◆ **Input for this task**
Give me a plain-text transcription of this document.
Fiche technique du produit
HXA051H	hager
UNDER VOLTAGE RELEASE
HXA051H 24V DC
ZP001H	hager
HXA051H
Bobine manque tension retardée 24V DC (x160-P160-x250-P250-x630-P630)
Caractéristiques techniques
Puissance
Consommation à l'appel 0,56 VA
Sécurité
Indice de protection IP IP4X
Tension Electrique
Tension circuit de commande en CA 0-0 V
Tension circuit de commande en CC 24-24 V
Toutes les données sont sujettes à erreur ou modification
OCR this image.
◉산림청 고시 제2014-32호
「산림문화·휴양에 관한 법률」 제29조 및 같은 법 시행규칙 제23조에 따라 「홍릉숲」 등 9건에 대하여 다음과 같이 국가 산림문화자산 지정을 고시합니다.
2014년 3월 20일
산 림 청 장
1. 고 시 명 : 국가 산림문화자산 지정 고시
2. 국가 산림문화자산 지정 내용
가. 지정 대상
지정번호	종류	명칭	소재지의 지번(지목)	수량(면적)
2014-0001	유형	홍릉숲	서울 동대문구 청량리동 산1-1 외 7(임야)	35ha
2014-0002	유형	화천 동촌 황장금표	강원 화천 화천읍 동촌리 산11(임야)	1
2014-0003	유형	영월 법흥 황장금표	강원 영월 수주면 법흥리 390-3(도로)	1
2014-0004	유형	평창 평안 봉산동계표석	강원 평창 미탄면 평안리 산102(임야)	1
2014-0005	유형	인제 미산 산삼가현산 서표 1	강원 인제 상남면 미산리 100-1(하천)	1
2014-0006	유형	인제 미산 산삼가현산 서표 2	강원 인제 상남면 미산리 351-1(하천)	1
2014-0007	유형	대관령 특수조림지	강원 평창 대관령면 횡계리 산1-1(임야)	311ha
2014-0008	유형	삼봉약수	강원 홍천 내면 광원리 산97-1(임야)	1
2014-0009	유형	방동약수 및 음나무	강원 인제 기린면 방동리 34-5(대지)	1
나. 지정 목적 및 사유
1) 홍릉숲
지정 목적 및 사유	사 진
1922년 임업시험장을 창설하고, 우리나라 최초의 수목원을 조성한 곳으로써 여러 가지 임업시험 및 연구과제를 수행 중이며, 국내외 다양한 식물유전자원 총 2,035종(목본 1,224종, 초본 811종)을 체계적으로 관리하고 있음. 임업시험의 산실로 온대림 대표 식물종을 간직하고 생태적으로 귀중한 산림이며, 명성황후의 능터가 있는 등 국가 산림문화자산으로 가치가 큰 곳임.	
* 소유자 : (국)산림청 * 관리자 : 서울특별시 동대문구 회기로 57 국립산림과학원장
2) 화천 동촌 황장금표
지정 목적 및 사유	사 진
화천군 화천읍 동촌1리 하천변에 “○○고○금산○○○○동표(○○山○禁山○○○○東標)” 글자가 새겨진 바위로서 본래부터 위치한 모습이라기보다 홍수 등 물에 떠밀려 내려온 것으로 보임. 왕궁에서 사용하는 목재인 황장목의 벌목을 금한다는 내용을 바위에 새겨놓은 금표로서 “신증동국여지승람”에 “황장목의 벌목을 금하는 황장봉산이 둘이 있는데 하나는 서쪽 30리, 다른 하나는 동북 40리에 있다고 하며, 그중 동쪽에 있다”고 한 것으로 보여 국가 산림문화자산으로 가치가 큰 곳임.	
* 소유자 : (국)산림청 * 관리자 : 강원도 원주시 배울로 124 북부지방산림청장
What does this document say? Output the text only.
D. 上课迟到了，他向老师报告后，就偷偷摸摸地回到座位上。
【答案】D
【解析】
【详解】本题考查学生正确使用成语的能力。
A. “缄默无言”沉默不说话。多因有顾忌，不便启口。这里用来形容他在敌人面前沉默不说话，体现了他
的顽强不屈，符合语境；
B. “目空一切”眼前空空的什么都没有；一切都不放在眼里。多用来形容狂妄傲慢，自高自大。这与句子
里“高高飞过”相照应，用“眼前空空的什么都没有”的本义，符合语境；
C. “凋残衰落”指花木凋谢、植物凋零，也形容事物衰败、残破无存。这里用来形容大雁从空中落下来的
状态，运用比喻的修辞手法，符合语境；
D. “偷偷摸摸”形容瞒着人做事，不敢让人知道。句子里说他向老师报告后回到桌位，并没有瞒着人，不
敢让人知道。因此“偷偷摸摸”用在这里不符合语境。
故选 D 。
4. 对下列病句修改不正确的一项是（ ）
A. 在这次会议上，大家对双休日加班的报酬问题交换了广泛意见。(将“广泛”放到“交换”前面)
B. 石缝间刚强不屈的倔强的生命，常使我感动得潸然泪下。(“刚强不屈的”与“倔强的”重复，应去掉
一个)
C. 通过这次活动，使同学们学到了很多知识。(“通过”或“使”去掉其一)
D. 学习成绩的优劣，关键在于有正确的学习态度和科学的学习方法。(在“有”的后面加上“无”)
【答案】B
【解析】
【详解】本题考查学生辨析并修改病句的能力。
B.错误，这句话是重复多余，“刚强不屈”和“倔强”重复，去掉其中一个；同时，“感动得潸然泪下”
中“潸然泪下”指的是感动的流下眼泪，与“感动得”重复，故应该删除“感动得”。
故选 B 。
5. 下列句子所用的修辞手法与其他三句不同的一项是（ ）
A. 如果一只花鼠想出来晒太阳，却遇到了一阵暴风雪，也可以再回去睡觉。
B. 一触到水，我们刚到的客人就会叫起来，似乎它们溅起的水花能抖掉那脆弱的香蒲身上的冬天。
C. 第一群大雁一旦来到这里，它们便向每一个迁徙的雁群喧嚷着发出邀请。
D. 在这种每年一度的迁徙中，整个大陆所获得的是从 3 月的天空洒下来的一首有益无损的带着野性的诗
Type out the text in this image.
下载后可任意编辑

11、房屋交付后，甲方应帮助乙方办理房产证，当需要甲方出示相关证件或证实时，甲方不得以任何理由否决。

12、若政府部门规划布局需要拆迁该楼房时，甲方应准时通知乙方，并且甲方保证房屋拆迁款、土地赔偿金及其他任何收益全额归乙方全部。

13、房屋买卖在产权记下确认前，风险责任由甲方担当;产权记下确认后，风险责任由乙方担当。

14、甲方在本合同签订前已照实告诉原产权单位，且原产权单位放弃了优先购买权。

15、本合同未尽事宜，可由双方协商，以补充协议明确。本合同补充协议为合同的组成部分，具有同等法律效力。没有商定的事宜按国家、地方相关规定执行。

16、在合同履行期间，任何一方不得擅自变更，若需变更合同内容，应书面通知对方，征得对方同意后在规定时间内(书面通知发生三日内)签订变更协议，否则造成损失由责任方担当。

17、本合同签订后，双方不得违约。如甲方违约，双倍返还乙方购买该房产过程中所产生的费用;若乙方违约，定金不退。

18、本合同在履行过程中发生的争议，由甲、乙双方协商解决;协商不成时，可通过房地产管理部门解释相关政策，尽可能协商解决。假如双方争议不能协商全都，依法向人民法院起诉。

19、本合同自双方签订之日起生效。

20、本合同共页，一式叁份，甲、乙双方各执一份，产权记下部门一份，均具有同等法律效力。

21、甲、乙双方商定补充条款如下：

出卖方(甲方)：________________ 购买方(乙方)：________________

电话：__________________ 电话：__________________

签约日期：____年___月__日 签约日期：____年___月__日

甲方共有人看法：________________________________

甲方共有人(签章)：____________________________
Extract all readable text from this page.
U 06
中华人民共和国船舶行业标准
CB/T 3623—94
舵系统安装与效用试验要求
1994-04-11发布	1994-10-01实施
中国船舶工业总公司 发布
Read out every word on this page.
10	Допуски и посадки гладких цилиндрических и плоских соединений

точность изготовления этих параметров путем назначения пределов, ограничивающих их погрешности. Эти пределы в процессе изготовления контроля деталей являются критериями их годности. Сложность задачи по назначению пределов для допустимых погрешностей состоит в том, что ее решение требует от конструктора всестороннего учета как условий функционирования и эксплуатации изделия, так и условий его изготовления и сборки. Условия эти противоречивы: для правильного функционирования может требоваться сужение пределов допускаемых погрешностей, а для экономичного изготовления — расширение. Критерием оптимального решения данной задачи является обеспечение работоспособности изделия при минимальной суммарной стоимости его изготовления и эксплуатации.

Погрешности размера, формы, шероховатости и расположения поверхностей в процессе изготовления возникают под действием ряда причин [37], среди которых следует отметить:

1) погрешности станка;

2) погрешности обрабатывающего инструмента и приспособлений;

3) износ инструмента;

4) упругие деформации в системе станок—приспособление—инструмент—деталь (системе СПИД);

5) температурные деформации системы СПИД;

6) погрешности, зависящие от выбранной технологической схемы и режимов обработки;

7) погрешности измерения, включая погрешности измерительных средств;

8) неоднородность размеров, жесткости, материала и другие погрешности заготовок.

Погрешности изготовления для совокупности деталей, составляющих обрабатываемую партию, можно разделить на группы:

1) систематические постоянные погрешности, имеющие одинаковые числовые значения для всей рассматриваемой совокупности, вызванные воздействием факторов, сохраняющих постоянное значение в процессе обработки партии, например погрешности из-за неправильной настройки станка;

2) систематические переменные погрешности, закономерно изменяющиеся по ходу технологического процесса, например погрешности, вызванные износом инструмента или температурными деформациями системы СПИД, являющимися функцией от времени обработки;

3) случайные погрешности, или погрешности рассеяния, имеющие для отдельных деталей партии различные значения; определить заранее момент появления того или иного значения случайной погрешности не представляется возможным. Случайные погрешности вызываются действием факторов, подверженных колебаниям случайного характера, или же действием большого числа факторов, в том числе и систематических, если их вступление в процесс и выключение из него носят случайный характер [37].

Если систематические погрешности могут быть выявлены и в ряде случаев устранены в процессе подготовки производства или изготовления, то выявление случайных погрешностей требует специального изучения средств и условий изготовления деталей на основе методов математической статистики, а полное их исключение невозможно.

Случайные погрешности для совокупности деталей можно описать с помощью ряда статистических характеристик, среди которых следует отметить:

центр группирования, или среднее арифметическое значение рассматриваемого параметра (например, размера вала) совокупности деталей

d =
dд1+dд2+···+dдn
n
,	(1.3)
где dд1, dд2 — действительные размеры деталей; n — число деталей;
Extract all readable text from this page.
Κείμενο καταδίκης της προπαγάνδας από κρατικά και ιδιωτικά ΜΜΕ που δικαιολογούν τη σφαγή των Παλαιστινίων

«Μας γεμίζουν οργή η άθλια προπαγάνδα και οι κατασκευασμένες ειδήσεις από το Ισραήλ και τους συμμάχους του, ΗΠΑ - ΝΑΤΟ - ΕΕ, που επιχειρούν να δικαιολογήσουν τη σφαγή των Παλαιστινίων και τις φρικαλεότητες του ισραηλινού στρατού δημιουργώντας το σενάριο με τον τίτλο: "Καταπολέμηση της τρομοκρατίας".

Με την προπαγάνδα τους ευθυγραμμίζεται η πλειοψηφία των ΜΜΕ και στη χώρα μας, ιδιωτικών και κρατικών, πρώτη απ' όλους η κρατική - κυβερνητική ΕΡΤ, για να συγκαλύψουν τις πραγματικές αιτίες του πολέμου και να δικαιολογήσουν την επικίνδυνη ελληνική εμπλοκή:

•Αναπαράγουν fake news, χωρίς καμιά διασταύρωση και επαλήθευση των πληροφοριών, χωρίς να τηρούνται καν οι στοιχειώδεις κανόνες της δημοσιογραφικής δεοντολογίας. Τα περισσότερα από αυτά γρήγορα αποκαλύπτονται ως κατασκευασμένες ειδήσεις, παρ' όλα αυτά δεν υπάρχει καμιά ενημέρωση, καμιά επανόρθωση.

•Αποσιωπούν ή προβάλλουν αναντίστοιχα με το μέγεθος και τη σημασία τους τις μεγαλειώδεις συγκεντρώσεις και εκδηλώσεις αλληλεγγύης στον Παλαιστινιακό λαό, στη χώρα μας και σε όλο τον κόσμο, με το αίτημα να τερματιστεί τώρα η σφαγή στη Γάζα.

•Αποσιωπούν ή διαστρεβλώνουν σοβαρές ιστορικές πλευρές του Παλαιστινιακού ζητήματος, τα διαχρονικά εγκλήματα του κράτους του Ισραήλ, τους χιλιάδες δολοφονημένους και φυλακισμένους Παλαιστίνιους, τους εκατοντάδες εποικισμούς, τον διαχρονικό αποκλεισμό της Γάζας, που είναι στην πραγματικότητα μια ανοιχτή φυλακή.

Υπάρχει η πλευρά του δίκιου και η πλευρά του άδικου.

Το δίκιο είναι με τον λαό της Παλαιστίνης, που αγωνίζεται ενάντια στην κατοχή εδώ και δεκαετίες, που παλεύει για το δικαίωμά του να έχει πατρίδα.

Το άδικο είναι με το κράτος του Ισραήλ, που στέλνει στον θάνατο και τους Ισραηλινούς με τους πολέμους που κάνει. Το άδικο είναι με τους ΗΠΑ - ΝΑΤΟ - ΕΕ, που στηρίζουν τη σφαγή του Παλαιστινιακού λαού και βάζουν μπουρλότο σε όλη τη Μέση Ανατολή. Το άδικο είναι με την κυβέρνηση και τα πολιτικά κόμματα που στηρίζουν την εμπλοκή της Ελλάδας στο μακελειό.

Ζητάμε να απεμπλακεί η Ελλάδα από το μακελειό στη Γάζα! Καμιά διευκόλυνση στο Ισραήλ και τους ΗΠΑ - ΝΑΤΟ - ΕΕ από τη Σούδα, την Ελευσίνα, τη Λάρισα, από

◆ **Instructions to follow**
Above is a listing; report how many of its lines include the word "동대문구", giving the number only.

◆ **Problem solution**
2